=== Source data ===

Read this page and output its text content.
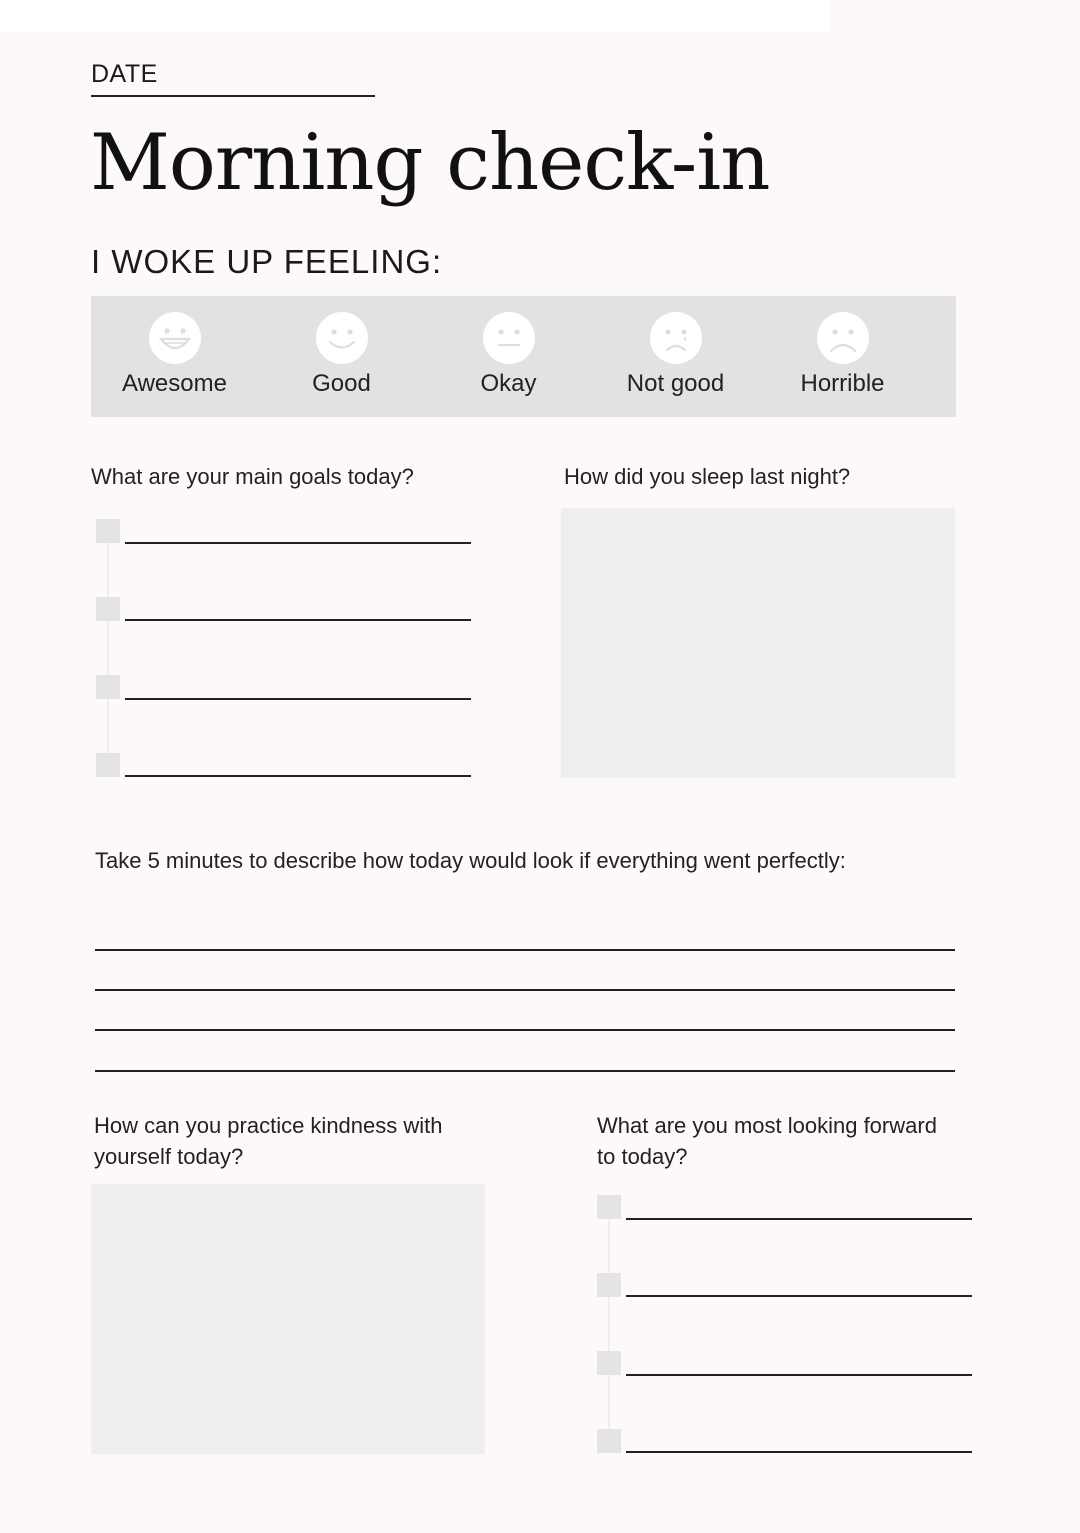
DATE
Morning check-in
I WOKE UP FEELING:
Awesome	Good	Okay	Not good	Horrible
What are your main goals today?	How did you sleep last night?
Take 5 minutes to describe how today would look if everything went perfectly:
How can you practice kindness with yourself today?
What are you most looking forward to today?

===

Extract the entries in full, exactly as they are, minus the pictures.

▶ **Full solution**:
Read this page and output its text content.
DATE
Morning check-in
I WOKE UP FEELING:
Awesome	Good	Okay	Not good	Horrible
What are your main goals today?	How did you sleep last night?
Take 5 minutes to describe how today would look if everything went perfectly:
How can you practice kindness with yourself today?
What are you most looking forward to today?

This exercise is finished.